Report how many lines contain "историю"; state the number and nothing else.

* start STORED DATA *

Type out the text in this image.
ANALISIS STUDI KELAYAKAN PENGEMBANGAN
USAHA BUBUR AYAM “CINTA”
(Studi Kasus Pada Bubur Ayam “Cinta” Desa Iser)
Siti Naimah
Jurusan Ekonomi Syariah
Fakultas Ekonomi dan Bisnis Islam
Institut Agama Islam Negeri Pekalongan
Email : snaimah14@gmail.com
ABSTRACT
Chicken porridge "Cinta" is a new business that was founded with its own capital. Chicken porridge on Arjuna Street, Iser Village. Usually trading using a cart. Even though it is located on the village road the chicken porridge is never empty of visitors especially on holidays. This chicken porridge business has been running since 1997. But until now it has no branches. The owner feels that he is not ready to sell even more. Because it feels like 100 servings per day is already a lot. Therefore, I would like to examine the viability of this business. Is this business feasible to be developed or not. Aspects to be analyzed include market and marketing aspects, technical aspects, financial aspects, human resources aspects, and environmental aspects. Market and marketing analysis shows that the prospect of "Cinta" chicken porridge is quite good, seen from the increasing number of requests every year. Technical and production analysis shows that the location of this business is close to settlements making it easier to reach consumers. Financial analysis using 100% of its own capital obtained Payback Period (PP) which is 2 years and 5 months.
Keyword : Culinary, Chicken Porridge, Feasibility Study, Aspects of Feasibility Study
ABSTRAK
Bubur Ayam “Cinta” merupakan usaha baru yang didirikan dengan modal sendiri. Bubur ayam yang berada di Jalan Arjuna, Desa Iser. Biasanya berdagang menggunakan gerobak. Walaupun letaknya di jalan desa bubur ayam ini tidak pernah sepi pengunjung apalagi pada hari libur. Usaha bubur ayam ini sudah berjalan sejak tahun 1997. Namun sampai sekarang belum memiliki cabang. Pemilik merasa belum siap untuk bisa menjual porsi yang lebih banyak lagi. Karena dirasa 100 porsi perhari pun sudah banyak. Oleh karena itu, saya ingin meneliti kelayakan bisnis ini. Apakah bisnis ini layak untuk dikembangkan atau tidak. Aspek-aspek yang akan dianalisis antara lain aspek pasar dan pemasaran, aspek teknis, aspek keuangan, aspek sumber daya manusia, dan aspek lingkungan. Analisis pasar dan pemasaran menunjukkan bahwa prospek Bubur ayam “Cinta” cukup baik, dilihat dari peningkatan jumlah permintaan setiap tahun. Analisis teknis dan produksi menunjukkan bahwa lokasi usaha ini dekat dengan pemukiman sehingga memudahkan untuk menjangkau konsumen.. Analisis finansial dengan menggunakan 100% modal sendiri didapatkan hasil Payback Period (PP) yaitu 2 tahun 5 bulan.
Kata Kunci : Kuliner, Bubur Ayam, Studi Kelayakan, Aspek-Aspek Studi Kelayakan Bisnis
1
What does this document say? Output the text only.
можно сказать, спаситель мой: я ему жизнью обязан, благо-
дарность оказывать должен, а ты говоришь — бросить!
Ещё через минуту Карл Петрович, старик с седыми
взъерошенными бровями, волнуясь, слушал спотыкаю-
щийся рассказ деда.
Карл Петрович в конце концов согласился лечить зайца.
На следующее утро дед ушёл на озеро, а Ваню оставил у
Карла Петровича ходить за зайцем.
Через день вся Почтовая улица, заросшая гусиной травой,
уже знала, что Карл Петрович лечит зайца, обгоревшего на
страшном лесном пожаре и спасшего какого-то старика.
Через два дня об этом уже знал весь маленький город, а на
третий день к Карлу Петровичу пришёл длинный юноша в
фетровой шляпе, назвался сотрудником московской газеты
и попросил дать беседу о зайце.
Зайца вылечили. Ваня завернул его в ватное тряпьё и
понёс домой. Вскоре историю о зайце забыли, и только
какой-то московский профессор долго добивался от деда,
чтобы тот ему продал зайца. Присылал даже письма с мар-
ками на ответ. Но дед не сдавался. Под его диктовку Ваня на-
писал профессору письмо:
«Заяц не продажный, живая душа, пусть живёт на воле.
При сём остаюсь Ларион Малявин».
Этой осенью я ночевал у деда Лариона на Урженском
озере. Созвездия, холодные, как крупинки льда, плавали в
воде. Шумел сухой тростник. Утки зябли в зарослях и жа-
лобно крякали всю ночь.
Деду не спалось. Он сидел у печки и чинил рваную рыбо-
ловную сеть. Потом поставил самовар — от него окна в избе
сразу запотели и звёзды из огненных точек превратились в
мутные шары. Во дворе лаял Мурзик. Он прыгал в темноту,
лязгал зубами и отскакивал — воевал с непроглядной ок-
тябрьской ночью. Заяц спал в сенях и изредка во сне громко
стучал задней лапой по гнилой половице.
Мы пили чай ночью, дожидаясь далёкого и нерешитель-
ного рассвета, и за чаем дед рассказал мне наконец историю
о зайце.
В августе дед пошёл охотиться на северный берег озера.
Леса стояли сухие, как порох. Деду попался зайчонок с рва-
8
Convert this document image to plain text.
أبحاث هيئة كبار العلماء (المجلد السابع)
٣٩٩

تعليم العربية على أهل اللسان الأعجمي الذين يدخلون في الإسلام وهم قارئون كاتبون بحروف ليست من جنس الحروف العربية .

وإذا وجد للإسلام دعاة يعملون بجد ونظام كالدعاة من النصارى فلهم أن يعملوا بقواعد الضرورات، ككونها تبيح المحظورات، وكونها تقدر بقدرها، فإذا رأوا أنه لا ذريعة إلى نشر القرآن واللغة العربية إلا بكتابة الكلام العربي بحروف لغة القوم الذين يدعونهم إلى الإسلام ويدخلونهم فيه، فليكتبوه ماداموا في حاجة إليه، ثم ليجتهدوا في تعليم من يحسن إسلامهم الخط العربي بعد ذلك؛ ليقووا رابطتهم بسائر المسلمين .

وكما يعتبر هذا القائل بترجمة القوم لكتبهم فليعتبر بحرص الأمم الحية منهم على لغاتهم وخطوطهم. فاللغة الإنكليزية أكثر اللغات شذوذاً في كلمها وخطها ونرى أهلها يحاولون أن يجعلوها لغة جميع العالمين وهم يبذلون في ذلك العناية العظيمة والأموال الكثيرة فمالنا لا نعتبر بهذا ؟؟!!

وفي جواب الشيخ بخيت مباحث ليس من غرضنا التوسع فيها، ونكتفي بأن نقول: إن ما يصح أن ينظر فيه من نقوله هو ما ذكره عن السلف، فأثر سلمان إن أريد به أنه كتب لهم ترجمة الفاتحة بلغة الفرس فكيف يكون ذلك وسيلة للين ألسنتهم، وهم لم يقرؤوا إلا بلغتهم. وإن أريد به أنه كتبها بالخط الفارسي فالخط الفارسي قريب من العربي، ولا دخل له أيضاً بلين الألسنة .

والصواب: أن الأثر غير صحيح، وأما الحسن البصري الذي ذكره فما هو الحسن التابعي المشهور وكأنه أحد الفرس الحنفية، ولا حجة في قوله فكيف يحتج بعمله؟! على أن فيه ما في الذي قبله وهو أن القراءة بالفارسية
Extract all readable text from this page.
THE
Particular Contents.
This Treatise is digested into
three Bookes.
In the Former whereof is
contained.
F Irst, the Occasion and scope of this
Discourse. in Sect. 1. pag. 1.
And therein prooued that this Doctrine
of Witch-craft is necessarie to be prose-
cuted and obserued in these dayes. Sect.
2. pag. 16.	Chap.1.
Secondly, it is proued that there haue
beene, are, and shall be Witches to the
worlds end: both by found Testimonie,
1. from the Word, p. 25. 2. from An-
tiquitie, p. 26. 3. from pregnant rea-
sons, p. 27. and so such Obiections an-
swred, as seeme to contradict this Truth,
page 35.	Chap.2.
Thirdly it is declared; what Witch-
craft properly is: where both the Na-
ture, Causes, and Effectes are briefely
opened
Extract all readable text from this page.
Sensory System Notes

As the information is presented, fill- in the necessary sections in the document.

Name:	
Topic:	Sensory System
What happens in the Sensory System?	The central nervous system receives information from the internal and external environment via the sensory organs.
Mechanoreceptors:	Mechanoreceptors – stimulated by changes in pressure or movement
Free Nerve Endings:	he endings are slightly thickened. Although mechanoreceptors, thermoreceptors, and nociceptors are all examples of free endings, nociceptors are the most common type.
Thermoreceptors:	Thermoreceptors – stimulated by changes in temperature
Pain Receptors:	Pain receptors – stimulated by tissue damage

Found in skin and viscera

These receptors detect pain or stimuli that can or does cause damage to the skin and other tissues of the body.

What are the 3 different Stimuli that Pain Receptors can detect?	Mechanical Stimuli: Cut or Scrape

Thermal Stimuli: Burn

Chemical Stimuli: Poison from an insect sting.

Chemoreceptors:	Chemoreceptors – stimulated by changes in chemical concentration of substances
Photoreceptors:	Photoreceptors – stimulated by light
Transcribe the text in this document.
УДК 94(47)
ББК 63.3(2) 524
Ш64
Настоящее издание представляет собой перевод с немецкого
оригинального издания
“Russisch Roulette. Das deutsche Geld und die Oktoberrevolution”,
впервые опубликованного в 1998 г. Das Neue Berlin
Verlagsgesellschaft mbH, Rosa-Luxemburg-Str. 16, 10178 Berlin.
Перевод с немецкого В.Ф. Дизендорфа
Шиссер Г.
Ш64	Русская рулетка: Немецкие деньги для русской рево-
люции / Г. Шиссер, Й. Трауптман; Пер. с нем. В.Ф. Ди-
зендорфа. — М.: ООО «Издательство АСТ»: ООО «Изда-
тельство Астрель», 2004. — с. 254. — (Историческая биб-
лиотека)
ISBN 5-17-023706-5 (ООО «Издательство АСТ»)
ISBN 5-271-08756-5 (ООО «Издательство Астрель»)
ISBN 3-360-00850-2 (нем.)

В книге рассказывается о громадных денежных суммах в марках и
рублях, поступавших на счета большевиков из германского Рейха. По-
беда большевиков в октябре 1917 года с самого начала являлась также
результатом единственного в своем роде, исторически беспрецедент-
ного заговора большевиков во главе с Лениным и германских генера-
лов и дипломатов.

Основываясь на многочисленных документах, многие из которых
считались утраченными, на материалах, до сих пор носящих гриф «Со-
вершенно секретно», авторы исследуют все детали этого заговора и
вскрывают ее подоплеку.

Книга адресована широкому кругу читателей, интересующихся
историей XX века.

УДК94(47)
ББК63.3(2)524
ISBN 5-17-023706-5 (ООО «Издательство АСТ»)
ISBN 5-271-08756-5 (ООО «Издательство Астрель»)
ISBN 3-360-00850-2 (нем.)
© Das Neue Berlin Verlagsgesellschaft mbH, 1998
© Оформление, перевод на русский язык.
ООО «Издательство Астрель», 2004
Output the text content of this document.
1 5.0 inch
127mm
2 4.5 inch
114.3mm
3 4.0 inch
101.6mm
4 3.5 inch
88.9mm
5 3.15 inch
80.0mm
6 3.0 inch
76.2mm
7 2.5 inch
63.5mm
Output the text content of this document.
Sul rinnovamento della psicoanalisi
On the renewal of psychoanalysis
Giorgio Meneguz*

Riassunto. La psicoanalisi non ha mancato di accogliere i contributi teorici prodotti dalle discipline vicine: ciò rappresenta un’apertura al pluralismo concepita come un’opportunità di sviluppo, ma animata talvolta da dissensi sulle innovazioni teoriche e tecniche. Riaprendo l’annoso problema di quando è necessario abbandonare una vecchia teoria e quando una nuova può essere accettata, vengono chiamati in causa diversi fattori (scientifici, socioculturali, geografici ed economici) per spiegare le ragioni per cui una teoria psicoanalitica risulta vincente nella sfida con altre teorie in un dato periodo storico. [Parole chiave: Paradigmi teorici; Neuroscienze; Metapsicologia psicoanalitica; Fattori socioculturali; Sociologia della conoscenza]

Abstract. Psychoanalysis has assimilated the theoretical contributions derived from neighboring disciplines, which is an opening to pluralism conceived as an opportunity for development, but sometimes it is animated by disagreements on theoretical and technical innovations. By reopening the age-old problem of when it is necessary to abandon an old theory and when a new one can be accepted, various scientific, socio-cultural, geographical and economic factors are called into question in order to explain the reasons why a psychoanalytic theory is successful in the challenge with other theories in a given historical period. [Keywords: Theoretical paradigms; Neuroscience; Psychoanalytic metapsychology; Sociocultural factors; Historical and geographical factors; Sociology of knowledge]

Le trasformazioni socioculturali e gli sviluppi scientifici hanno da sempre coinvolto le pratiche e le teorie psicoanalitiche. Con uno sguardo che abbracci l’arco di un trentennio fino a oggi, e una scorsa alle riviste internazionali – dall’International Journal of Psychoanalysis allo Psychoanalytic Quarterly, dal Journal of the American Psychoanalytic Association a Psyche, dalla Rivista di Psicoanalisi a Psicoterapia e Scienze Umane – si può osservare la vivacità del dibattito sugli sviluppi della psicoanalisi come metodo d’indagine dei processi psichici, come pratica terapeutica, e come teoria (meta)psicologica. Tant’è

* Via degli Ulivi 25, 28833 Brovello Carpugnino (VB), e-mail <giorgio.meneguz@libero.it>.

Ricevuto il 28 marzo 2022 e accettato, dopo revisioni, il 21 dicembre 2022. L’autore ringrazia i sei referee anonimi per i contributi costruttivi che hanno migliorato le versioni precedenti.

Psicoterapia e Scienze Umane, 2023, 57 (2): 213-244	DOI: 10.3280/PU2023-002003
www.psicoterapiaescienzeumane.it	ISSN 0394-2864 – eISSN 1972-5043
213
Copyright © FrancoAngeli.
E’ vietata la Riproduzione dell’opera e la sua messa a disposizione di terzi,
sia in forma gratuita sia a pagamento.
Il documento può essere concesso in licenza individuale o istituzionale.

* end STORED DATA *

> [ANSWER TO THIS PROBLEM]: 2